**TASK INSTRUCTIONS**
Rewrite the lines in the stretch from "battery-percentage: 90% [544,14,587,37]" through "wlan-toggle-label: 开 [38,187,58,209]", changing "switch-knob" to "toggle-knob" and keeping everything else the same. Return only those lines.

**RECORD EXCERPTS**
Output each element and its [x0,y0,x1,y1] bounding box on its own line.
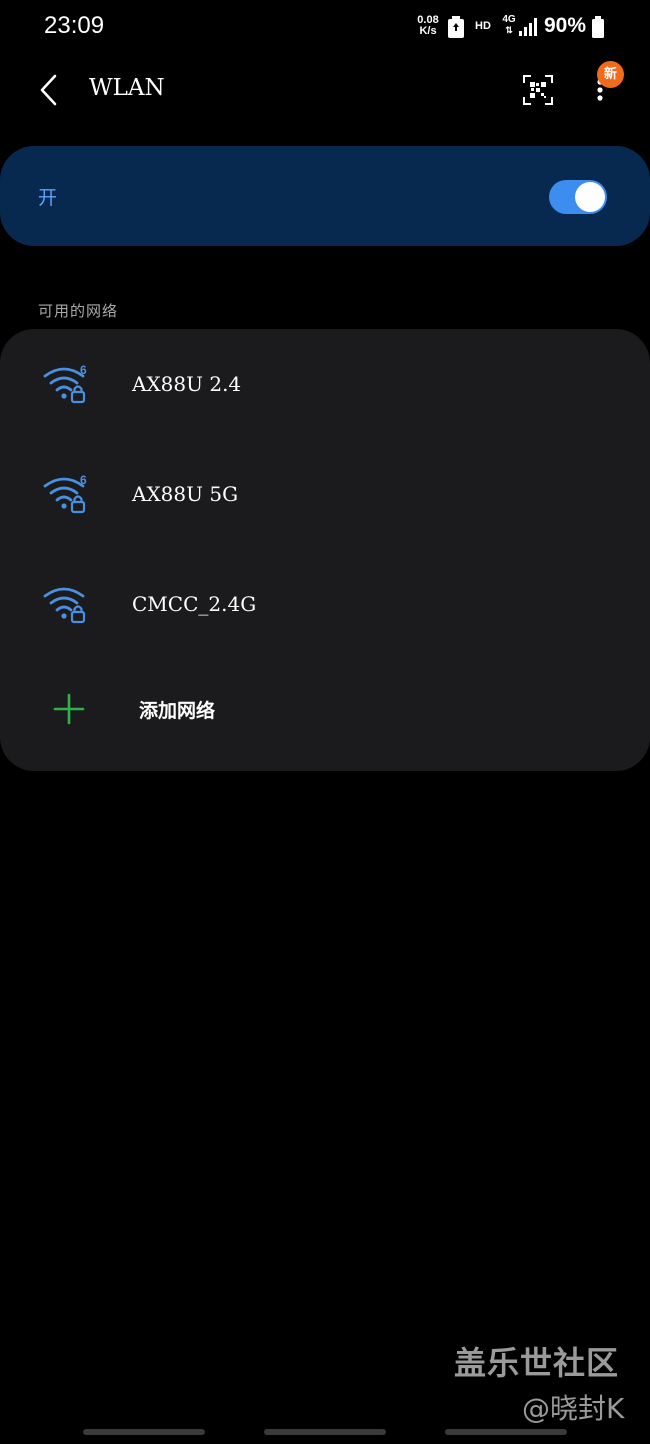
battery-percentage: 90% [544,14,587,37]
wlan-switch[interactable] [549,180,607,214]
status-bar: 23:09 0.08 K/s HD 4G ⇅ 90% [0,0,650,56]
network-speed-unit: K/s [419,25,437,37]
network-speed: 0.08 K/s [414,15,442,37]
nav-back-button[interactable] [445,1429,567,1435]
page-title: WLAN [89,75,165,101]
switch-knob [575,182,605,212]
wlan-toggle-label: 开 [38,187,58,209]
add-network-label: 添加网络 [139,700,216,722]
network-name: CMCC_2.4G [132,592,257,616]
svg-text:6: 6 [80,365,87,377]
wifi-6-locked-icon: 6 [43,365,87,404]
add-network-item[interactable]: 添加网络 [0,659,650,769]
new-badge: 新 [597,61,624,88]
nav-home-button[interactable] [264,1429,386,1435]
network-item-ax88u-2-4[interactable]: 6 AX88U 2.4 [0,329,650,439]
battery-saver-icon [448,16,464,38]
battery-icon [592,16,604,38]
signal-strength-icon [519,18,537,36]
svg-text:6: 6 [80,475,87,487]
status-time: 23:09 [44,12,105,39]
watermark-author: @晓封K [522,1392,625,1425]
network-item-cmcc-2-4g[interactable]: CMCC_2.4G [0,549,650,659]
network-type-text: 4G [502,14,516,25]
network-type-label: 4G ⇅ [500,14,518,36]
watermark-community: 盖乐世社区 [454,1344,620,1382]
back-button[interactable] [30,70,70,110]
data-arrows-icon: ⇅ [505,25,513,35]
wifi-6-locked-icon: 6 [43,475,87,514]
qr-code-scan-button[interactable] [522,74,554,106]
available-networks-header: 可用的网络 [38,302,119,320]
nav-recents-button[interactable] [83,1429,205,1435]
add-icon [53,693,85,725]
network-name: AX88U 5G [132,482,239,506]
wifi-locked-icon [43,587,86,624]
volte-hd-label: HD [475,20,491,32]
network-name: AX88U 2.4 [132,372,242,396]
network-list: 6 AX88U 2.4 6 AX88U 5G CMCC_2.4G 添加网络 [0,329,650,771]
network-item-ax88u-5g[interactable]: 6 AX88U 5G [0,439,650,549]
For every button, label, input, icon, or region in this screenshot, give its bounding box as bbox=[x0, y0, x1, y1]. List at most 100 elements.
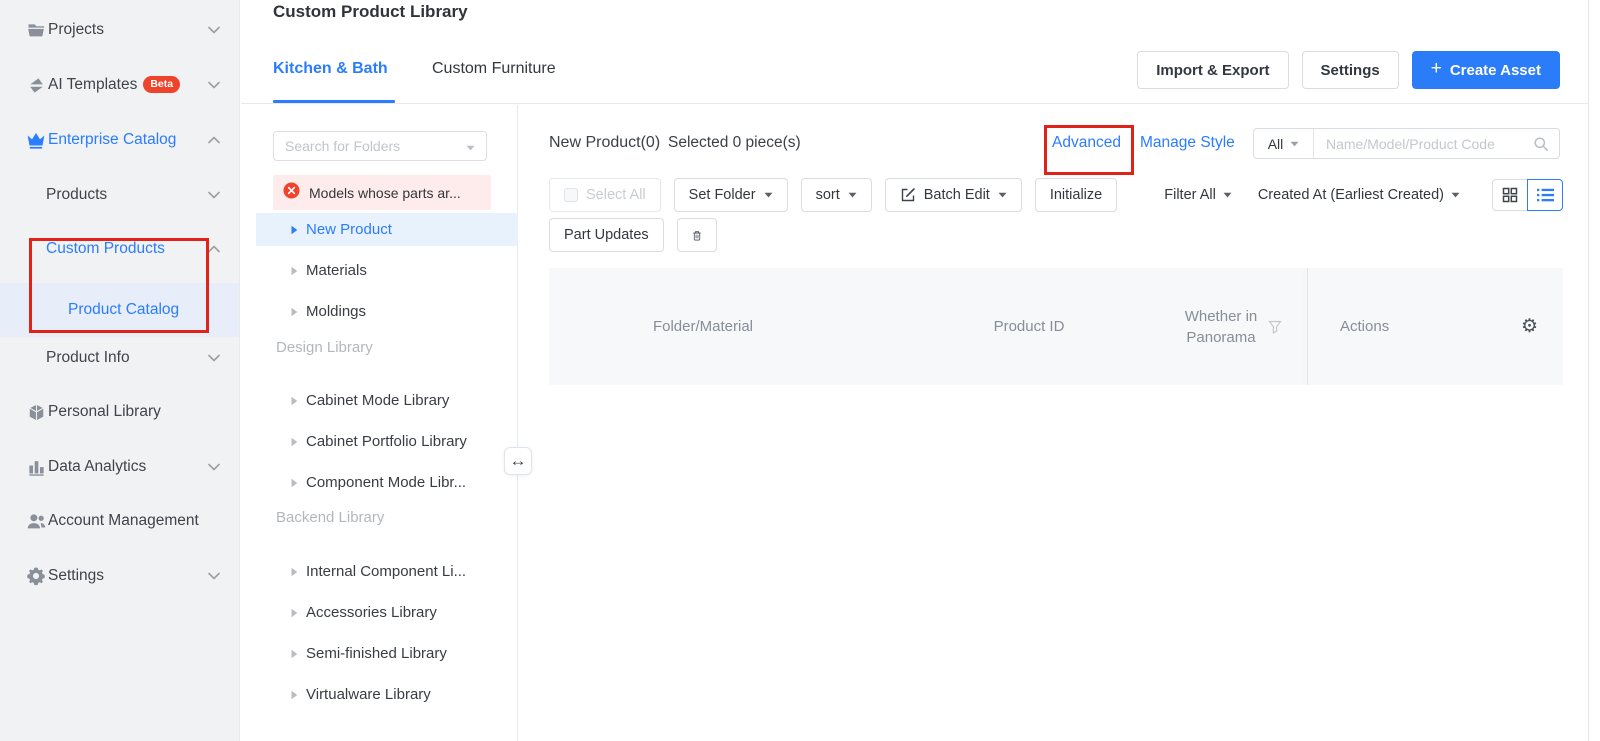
tree-item-cabinet-mode-library[interactable]: Cabinet Mode Library bbox=[241, 384, 518, 417]
tree-item-materials[interactable]: Materials bbox=[241, 254, 518, 287]
list-view-button[interactable] bbox=[1527, 179, 1563, 211]
product-search-control: All bbox=[1253, 128, 1560, 159]
folder-search-select[interactable]: Search for Folders bbox=[273, 131, 487, 161]
tree-item-label: Cabinet Mode Library bbox=[306, 392, 449, 409]
caret-right-icon bbox=[291, 437, 298, 447]
filter-funnel-icon[interactable] bbox=[1268, 320, 1282, 338]
column-whether-in-panorama: Whether in Panorama bbox=[1171, 268, 1271, 385]
sidebar-item-data-analytics[interactable]: Data Analytics bbox=[0, 440, 240, 494]
crown-icon bbox=[25, 131, 47, 150]
advanced-link[interactable]: Advanced bbox=[1052, 134, 1121, 152]
column-actions: Actions bbox=[1340, 268, 1420, 385]
select-all-button[interactable]: Select All bbox=[549, 178, 661, 212]
sidebar-item-label: Personal Library bbox=[48, 403, 161, 421]
set-folder-button[interactable]: Set Folder bbox=[674, 178, 788, 212]
table-header: Folder/Material Product ID Whether in Pa… bbox=[549, 268, 1563, 385]
filter-all-dropdown[interactable]: Filter All bbox=[1164, 187, 1232, 203]
tree-item-component-mode-library[interactable]: Component Mode Libr... bbox=[241, 466, 518, 499]
settings-button[interactable]: Settings bbox=[1302, 51, 1399, 89]
view-toggle bbox=[1492, 179, 1563, 211]
tree-item-label: Semi-finished Library bbox=[306, 645, 447, 662]
search-scope-select[interactable]: All bbox=[1254, 129, 1314, 158]
product-search-input[interactable] bbox=[1314, 136, 1533, 152]
caret-right-icon bbox=[291, 396, 298, 406]
sidebar-item-projects[interactable]: Projects bbox=[0, 3, 240, 57]
folder-search-placeholder: Search for Folders bbox=[285, 138, 400, 154]
caret-right-icon bbox=[291, 225, 298, 235]
search-icon[interactable] bbox=[1533, 136, 1549, 152]
plus-icon: + bbox=[1431, 58, 1442, 80]
tab-custom-furniture[interactable]: Custom Furniture bbox=[432, 60, 556, 78]
caret-right-icon bbox=[291, 266, 298, 276]
sidebar-item-settings[interactable]: Settings bbox=[0, 549, 240, 603]
tab-kitchen-and-bath[interactable]: Kitchen & Bath bbox=[273, 60, 388, 78]
grid-icon bbox=[1502, 187, 1518, 203]
tree-item-virtualware-library[interactable]: Virtualware Library bbox=[241, 678, 518, 711]
tree-item-cabinet-portfolio-library[interactable]: Cabinet Portfolio Library bbox=[241, 425, 518, 458]
dropdown-arrow-icon bbox=[466, 138, 475, 154]
caret-right-icon bbox=[291, 307, 298, 317]
initialize-button[interactable]: Initialize bbox=[1035, 178, 1117, 212]
tree-item-accessories-library[interactable]: Accessories Library bbox=[241, 596, 518, 629]
chevron-up-icon bbox=[208, 240, 220, 258]
sidebar-item-custom-products[interactable]: Custom Products bbox=[0, 222, 240, 276]
import-export-button[interactable]: Import & Export bbox=[1137, 51, 1288, 89]
main-content: New Product(0) Selected 0 piece(s) Advan… bbox=[519, 105, 1588, 741]
sidebar-item-product-catalog[interactable]: Product Catalog bbox=[0, 283, 240, 337]
dropdown-arrow-icon bbox=[1290, 141, 1299, 147]
sidebar-item-products[interactable]: Products bbox=[0, 168, 240, 222]
tree-item-label: New Product bbox=[306, 221, 392, 238]
trash-icon bbox=[692, 227, 702, 244]
caret-right-icon bbox=[291, 690, 298, 700]
tree-item-moldings[interactable]: Moldings bbox=[241, 295, 518, 328]
sidebar-item-personal-library[interactable]: Personal Library bbox=[0, 385, 240, 439]
dropdown-arrow-icon bbox=[1451, 192, 1460, 198]
part-updates-button[interactable]: Part Updates bbox=[549, 218, 664, 252]
dropdown-arrow-icon bbox=[1223, 192, 1232, 198]
bar-chart-icon bbox=[25, 458, 47, 477]
page-scrollbar[interactable] bbox=[1588, 0, 1600, 741]
checkbox-icon bbox=[564, 188, 578, 202]
chevron-down-icon bbox=[208, 567, 220, 585]
sidebar-item-label: AI Templates bbox=[48, 76, 137, 93]
parts-alert-banner[interactable]: Models whose parts ar... bbox=[273, 175, 491, 210]
panel-resize-handle[interactable]: ↔ bbox=[504, 447, 532, 475]
page-header: Custom Product Library Kitchen & Bath Cu… bbox=[241, 0, 1588, 104]
create-asset-button[interactable]: +Create Asset bbox=[1412, 51, 1560, 89]
tree-item-internal-component-library[interactable]: Internal Component Li... bbox=[241, 555, 518, 588]
toolbar-row-2: Part Updates bbox=[549, 218, 717, 252]
grid-view-button[interactable] bbox=[1492, 179, 1528, 211]
tree-item-label: Materials bbox=[306, 262, 367, 279]
horizontal-arrows-icon: ↔ bbox=[510, 451, 527, 471]
list-icon bbox=[1537, 188, 1554, 202]
manage-style-link[interactable]: Manage Style bbox=[1140, 134, 1235, 152]
sidebar-item-ai-templates[interactable]: AI Templates Beta bbox=[0, 58, 240, 112]
caret-right-icon bbox=[291, 478, 298, 488]
tree-section-backend-library: Backend Library bbox=[276, 509, 384, 526]
column-settings-gear-icon[interactable]: ⚙ bbox=[1521, 268, 1538, 385]
gear-icon bbox=[25, 566, 47, 586]
chevron-down-icon bbox=[208, 458, 220, 476]
main-sidebar: Projects AI Templates Beta Enterprise Cat… bbox=[0, 0, 240, 741]
sidebar-item-label: Data Analytics bbox=[48, 458, 146, 476]
caret-right-icon bbox=[291, 608, 298, 618]
app-window: Projects AI Templates Beta Enterprise Cat… bbox=[0, 0, 1600, 741]
selected-count-label: Selected 0 piece(s) bbox=[668, 134, 801, 152]
sidebar-item-account-management[interactable]: Account Management bbox=[0, 494, 240, 548]
users-icon bbox=[25, 512, 47, 531]
beta-badge: Beta bbox=[143, 76, 180, 93]
header-actions: Import & Export Settings +Create Asset bbox=[1137, 51, 1560, 89]
order-by-dropdown[interactable]: Created At (Earliest Created) bbox=[1258, 187, 1460, 203]
list-controls: Filter All Created At (Earliest Created) bbox=[1164, 178, 1563, 212]
sidebar-item-enterprise-catalog[interactable]: Enterprise Catalog bbox=[0, 113, 240, 167]
active-tab-underline bbox=[273, 100, 395, 103]
column-folder-material: Folder/Material bbox=[613, 268, 793, 385]
cube-icon bbox=[25, 403, 47, 422]
tree-item-new-product[interactable]: New Product bbox=[256, 213, 518, 246]
tree-item-semi-finished-library[interactable]: Semi-finished Library bbox=[241, 637, 518, 670]
sidebar-item-product-info[interactable]: Product Info bbox=[0, 331, 240, 385]
delete-button[interactable] bbox=[677, 218, 717, 252]
sort-button[interactable]: sort bbox=[801, 178, 872, 212]
column-product-id: Product ID bbox=[939, 268, 1119, 385]
batch-edit-button[interactable]: Batch Edit bbox=[885, 178, 1022, 212]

**EXERCISE RESULT**
battery-percentage: 90% [544,14,587,37]
wlan-switch[interactable] [549,180,607,214]
status-bar: 23:09 0.08 K/s HD 4G ⇅ 90% [0,0,650,56]
network-speed-unit: K/s [419,25,437,37]
network-speed: 0.08 K/s [414,15,442,37]
nav-back-button[interactable] [445,1429,567,1435]
page-title: WLAN [89,75,165,101]
toggle-knob [575,182,605,212]
wlan-toggle-label: 开 [38,187,58,209]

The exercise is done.